-- Begin --
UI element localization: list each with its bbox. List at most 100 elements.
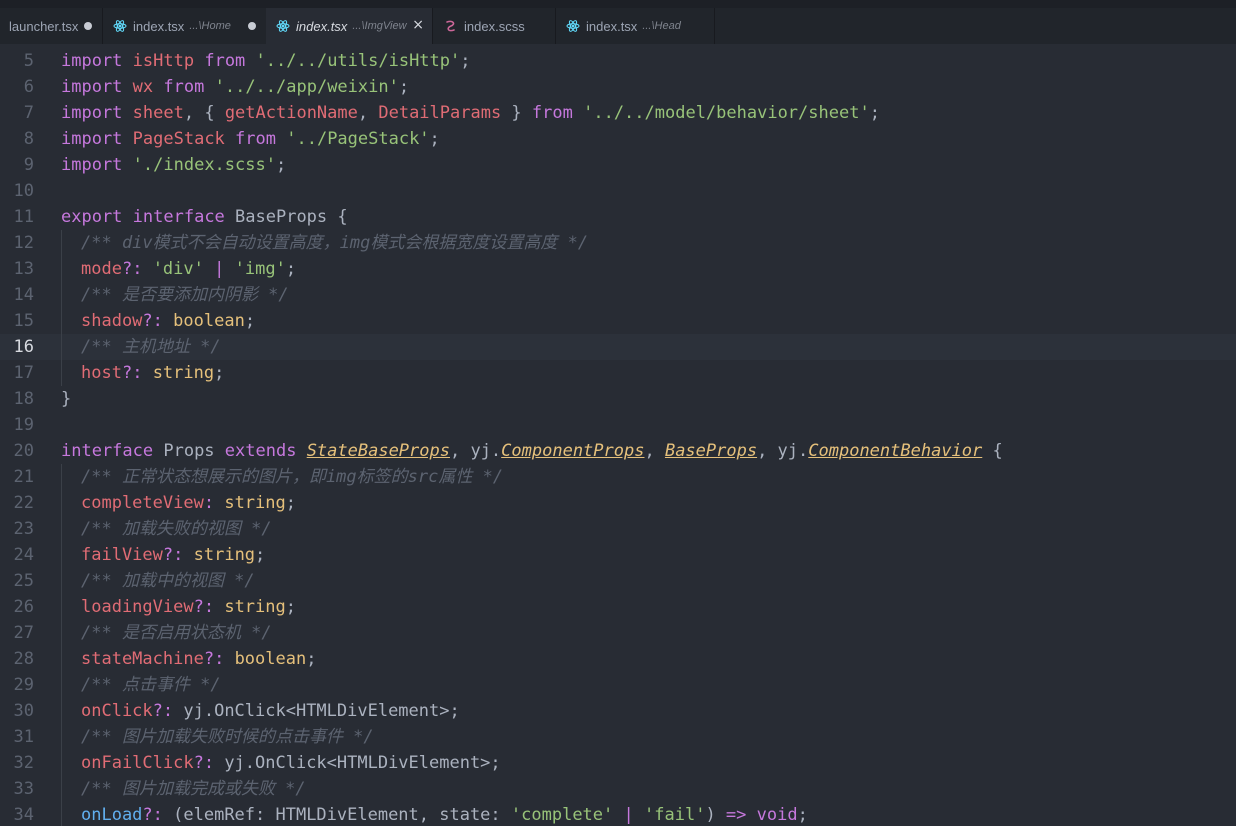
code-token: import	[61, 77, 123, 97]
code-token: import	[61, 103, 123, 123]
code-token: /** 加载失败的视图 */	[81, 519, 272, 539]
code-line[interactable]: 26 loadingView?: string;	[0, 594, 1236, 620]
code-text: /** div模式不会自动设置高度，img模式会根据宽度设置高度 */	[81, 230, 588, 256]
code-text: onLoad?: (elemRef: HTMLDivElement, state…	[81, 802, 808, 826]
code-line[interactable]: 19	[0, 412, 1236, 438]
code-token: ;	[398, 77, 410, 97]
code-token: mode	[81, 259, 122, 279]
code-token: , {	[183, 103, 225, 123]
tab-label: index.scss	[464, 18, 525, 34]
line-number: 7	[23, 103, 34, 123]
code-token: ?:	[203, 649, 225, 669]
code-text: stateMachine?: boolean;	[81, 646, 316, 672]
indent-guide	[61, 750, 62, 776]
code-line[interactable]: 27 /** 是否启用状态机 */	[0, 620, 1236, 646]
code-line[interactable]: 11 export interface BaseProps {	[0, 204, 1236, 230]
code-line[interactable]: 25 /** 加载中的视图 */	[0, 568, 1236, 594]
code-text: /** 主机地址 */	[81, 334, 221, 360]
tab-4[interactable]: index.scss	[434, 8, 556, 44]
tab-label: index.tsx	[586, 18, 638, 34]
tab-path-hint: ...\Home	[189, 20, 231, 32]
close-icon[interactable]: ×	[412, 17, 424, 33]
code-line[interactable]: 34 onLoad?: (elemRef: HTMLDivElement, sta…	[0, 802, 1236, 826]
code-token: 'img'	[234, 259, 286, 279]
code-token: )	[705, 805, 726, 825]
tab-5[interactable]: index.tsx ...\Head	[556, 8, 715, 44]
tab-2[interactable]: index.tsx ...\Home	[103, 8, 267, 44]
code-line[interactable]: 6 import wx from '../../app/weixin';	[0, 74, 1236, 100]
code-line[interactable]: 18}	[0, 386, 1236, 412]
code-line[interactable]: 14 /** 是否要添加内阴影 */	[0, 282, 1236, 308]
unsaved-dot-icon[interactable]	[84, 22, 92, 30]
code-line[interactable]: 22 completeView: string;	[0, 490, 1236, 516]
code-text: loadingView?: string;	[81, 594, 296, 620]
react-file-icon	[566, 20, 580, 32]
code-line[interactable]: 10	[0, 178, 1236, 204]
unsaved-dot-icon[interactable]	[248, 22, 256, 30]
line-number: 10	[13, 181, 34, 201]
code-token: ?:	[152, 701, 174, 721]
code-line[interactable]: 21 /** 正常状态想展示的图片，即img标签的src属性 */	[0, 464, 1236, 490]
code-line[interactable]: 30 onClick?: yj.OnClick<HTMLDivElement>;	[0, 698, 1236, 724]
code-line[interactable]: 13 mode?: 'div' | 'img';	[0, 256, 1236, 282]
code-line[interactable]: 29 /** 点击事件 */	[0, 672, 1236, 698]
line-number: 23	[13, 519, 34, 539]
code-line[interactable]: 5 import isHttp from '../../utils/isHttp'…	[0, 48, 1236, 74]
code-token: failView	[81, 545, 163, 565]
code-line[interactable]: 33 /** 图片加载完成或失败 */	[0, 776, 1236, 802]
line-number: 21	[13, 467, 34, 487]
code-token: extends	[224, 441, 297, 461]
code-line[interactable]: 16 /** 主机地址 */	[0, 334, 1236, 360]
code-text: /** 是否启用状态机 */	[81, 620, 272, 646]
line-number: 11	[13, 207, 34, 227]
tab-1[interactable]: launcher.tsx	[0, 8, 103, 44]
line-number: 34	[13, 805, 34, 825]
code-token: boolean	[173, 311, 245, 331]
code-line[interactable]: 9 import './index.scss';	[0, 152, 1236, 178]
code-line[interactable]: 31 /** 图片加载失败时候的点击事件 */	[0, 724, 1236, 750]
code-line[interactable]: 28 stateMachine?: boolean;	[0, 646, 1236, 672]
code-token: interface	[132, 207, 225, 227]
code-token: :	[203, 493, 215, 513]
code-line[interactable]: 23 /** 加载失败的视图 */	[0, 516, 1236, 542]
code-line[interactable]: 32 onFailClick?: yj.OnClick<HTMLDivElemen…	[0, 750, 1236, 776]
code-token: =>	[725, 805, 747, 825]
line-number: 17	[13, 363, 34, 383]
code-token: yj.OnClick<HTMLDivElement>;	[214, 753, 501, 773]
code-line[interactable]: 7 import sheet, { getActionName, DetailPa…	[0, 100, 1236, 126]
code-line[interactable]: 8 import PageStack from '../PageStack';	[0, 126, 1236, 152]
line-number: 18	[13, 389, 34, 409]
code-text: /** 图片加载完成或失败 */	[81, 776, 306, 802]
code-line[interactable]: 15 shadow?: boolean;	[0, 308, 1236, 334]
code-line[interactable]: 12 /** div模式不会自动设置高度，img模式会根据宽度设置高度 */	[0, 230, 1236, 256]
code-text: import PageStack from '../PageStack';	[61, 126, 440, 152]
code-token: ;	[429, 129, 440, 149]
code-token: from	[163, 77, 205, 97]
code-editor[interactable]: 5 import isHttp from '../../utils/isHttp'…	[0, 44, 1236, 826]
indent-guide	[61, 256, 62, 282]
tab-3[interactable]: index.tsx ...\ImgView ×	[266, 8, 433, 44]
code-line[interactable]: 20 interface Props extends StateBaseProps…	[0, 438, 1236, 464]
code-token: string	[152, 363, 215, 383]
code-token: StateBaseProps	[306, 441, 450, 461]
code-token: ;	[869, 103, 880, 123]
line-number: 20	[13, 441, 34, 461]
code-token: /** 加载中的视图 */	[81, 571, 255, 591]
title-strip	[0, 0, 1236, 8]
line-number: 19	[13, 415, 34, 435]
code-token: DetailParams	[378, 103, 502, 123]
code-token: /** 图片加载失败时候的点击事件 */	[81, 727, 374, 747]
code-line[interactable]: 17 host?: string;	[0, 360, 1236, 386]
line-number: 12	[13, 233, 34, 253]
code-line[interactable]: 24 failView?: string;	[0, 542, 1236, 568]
-- End --
Task prompt
Render every line of the listing above as a JSON list of strings, one string per line, skipping blank lines and omitting the picture.

Complete answer
[
  "UI element localization: list each with its bbox. List at most 100 elements.",
  "code-token: import\t[61, 77, 123, 97]",
  "code-token: import\t[61, 103, 123, 123]",
  "code-token: /** 加载失败的视图 */\t[81, 519, 272, 539]",
  "code-line[interactable]: 26 loadingView?: string;\t[0, 594, 1236, 620]",
  "code-text: /** div模式不会自动设置高度，img模式会根据宽度设置高度 */\t[81, 230, 588, 256]",
  "code-text: onLoad?: (elemRef: HTMLDivElement, state…\t[81, 802, 808, 826]",
  "code-line[interactable]: 19\t[0, 412, 1236, 438]",
  "code-token: ;\t[398, 77, 410, 97]",
  "code-token: mode\t[81, 259, 122, 279]",
  "code-token: , {\t[183, 103, 225, 123]",
  "tab-label: index.scss\t[464, 18, 525, 34]",
  "line-number: 7\t[23, 103, 34, 123]",
  "code-token: ?:\t[203, 649, 225, 669]",
  "code-text: stateMachine?: boolean;\t[81, 646, 316, 672]",
  "indent-guide\t[61, 750, 62, 776]",
  "code-line[interactable]: 27 /** 是否启用状态机 */\t[0, 620, 1236, 646]",
  "code-line[interactable]: 11 export interface BaseProps {\t[0, 204, 1236, 230]",
  "code-line[interactable]: 25 /** 加载中的视图 */\t[0, 568, 1236, 594]",
  "code-text: /** 主机地址 */\t[81, 334, 221, 360]",
  "tab-4[interactable]: index.scss\t[434, 8, 556, 44]",
  "tab-label: index.tsx\t[586, 18, 638, 34]",
  "tab-path-hint: ...\\Home\t[189, 20, 231, 32]",
  "close-icon[interactable]: ×\t[412, 17, 424, 33]",
  "code-line[interactable]: 34 onLoad?: (elemRef: HTMLDivElement, sta…\t[0, 802, 1236, 826]",
  "code-token: 'img'\t[234, 259, 286, 279]",
  "code-token: )\t[705, 805, 726, 825]",
  "tab-5[interactable]: index.tsx ...\\Head\t[556, 8, 715, 44]",
  "tab-2[interactable]: index.tsx ...\\Home\t[103, 8, 267, 44]",
  "code-line[interactable]: 6 import wx from '../../app/weixin';\t[0, 74, 1236, 100]",
  "code-line[interactable]: 18}\t[0, 386, 1236, 412]",
  "code-line[interactable]: 14 /** 是否要添加内阴影 */\t[0, 282, 1236, 308]",
  "unsaved-dot-icon[interactable]\t[84, 22, 92, 30]",
  "code-line[interactable]: 22 completeView: string;\t[0, 490, 1236, 516]",
  "code-text: loadingView?: string;\t[81, 594, 296, 620]",
  "react-file-icon\t[566, 20, 580, 32]",
  "code-line[interactable]: 10\t[0, 178, 1236, 204]",
  "unsaved-dot-icon[interactable]\t[248, 22, 256, 30]",
  "line-number: 10\t[13, 181, 34, 201]",
  "code-token: ?:\t[152, 701, 174, 721]",
  "code-line[interactable]: 21 /** 正常状态想展示的图片，即img标签的src属性 */\t[0, 464, 1236, 490]",
  "code-line[interactable]: 30 onClick?: yj.OnClick<HTMLDivElement>;\t[0, 698, 1236, 724]",
  "code-line[interactable]: 13 mode?: 'div' | 'img';\t[0, 256, 1236, 282]",
  "code-line[interactable]: 29 /** 点击事件 */\t[0, 672, 1236, 698]",
  "line-number: 23\t[13, 519, 34, 539]",
  "code-line[interactable]: 5 import isHttp from '../../utils/isHttp'…\t[0, 48, 1236, 74]",
  "code-token: failView\t[81, 545, 163, 565]",
  "code-line[interactable]: 33 /** 图片加载完成或失败 */\t[0, 776, 1236, 802]",
  "line-number: 21\t[13, 467, 34, 487]",
  "code-token: extends\t[224, 441, 297, 461]",
  "code-line[interactable]: 16 /** 主机地址 */\t[0, 334, 1236, 360]",
  "code-text: /** 是否启用状态机 */\t[81, 620, 272, 646]",
  "line-number: 11\t[13, 207, 34, 227]",
  "tab-1[interactable]: launcher.tsx\t[0, 8, 103, 44]",
  "line-number: 34\t[13, 805, 34, 825]",
  "code-token: boolean\t[173, 311, 245, 331]",
  "code-line[interactable]: 9 import './index.scss';\t[0, 152, 1236, 178]",
  "code-line[interactable]: 31 /** 图片加载失败时候的点击事件 */\t[0, 724, 1236, 750]",
  "code-line[interactable]: 28 stateMachine?: boolean;\t[0, 646, 1236, 672]",
  "code-token: interface\t[132, 207, 225, 227]",
  "code-token: :\t[203, 493, 215, 513]",
  "code-line[interactable]: 23 /** 加载失败的视图 */\t[0, 516, 1236, 542]",
  "code-line[interactable]: 32 onFailClick?: yj.OnClick<HTMLDivElemen…\t[0, 750, 1236, 776]",
  "code-token: =>\t[725, 805, 747, 825]",
  "line-number: 17\t[13, 363, 34, 383]",
  "code-token: yj.OnClick<HTMLDivElement>;\t[214, 753, 501, 773]",
  "code-line[interactable]: 7 import sheet, { getActionName, DetailPa…\t[0, 100, 1236, 126]",
  "code-line[interactable]: 8 import PageStack from '../PageStack';\t[0, 126, 1236, 152]",
  "line-number: 18\t[13, 389, 34, 409]",
  "code-text: /** 图片加载完成或失败 */\t[81, 776, 306, 802]",
  "code-line[interactable]: 15 shadow?: boolean;\t[0, 308, 1236, 334]",
  "code-line[interactable]: 12 /** div模式不会自动设置高度，img模式会根据宽度设置高度 */\t[0, 230, 1236, 256]",
  "code-text: import PageStack from '../PageStack';\t[61, 126, 440, 152]",
  "code-token: ;\t[429, 129, 440, 149]",
  "code-token: from\t[163, 77, 205, 97]",
  "code-editor[interactable]: 5 import isHttp from '../../utils/isHttp'…\t[0, 44, 1236, 826]",
  "indent-guide\t[61, 256, 62, 282]",
  "tab-3[interactable]: index.tsx ...\\ImgView ×\t[266, 8, 433, 44]",
  "code-line[interactable]: 20 interface Props extends StateBaseProps…\t[0, 438, 1236, 464]",
  "code-token: string\t[152, 363, 215, 383]",
  "code-token: StateBaseProps\t[306, 441, 450, 461]",
  "code-token: ;\t[869, 103, 880, 123]",
  "line-number: 20\t[13, 441, 34, 461]",
  "code-token: /** 加载中的视图 */\t[81, 571, 255, 591]",
  "title-strip\t[0, 0, 1236, 8]",
  "line-number: 19\t[13, 415, 34, 435]",
  "code-token: DetailParams\t[378, 103, 502, 123]",
  "code-token: /** 图片加载失败时候的点击事件 */\t[81, 727, 374, 747]",
  "code-line[interactable]: 17 host?: string;\t[0, 360, 1236, 386]",
  "line-number: 12\t[13, 233, 34, 253]",
  "code-line[interactable]: 24 failView?: string;\t[0, 542, 1236, 568]"
]